» What you are asked to do
Copy every line from the data below in which the string "color" can be found.

» Information shown
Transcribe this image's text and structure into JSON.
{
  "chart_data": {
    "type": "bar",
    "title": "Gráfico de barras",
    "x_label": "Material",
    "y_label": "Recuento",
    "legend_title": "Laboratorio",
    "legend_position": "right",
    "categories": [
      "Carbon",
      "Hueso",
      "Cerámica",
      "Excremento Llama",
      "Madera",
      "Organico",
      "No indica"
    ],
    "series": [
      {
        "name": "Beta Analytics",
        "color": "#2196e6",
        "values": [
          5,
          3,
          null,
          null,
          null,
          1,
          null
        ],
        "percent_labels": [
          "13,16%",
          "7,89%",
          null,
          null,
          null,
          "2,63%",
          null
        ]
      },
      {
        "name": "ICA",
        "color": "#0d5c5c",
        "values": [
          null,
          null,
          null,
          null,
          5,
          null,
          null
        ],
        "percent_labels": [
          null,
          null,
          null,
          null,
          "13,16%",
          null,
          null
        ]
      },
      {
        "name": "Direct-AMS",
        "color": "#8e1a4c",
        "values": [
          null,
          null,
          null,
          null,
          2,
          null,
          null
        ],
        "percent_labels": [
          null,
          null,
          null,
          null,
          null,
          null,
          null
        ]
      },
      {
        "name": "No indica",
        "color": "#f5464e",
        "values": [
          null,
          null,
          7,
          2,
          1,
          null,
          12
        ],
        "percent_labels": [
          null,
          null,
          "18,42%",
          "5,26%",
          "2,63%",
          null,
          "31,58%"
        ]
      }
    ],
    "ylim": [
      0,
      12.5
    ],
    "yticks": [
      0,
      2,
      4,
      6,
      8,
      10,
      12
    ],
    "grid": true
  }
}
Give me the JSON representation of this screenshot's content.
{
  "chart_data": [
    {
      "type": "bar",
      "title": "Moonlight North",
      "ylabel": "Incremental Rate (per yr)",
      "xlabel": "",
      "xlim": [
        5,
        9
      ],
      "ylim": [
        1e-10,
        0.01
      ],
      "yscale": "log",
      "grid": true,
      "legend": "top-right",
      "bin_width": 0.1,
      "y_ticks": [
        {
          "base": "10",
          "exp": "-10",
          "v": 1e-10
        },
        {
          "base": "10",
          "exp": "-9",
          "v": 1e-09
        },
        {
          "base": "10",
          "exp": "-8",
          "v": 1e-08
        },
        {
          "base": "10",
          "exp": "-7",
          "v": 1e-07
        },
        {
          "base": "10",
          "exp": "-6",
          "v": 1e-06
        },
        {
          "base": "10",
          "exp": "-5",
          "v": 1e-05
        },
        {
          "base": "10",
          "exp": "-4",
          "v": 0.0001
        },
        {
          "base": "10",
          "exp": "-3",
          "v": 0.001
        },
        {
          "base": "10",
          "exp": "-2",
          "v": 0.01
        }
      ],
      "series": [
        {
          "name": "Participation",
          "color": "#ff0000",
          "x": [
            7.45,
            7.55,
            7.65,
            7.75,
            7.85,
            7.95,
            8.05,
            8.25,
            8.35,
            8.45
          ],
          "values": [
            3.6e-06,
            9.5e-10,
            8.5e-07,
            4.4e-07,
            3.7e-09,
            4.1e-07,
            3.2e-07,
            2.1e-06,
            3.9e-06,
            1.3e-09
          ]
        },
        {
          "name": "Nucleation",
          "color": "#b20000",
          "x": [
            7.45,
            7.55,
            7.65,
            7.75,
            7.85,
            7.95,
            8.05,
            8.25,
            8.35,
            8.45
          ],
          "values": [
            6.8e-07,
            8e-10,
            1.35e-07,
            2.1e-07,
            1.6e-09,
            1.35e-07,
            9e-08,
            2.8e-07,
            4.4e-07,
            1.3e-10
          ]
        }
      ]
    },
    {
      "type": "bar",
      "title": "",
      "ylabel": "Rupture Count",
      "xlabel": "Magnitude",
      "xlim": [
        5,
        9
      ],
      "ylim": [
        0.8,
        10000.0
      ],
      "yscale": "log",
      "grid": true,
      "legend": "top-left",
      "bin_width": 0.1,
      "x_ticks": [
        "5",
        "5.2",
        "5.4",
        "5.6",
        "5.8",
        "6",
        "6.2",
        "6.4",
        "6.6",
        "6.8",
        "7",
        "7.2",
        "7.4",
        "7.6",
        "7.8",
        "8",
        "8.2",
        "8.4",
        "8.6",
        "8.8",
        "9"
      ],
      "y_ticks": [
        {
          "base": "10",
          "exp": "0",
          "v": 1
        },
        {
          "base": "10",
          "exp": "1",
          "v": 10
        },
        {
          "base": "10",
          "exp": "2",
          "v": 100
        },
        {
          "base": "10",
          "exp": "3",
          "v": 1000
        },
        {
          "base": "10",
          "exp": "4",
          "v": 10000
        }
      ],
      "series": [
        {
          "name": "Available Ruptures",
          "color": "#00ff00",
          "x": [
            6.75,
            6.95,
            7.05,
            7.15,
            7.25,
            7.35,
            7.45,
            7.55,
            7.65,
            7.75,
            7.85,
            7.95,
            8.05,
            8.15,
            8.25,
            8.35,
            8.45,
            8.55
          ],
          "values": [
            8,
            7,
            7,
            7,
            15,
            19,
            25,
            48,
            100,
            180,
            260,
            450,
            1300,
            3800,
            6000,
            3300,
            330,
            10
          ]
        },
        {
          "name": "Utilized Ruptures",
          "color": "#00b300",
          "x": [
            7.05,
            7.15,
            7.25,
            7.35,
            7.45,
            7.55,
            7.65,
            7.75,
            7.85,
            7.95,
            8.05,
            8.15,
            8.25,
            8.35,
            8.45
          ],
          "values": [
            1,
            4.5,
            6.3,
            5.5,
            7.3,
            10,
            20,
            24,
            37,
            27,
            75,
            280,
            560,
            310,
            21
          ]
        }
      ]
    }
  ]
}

» Written response
        "color": "#2196e6",
        "color": "#0d5c5c",
        "color": "#8e1a4c",
        "color": "#f5464e",
          "color": "#ff0000",
          "color": "#b20000",
          "color": "#00ff00",
          "color": "#00b300",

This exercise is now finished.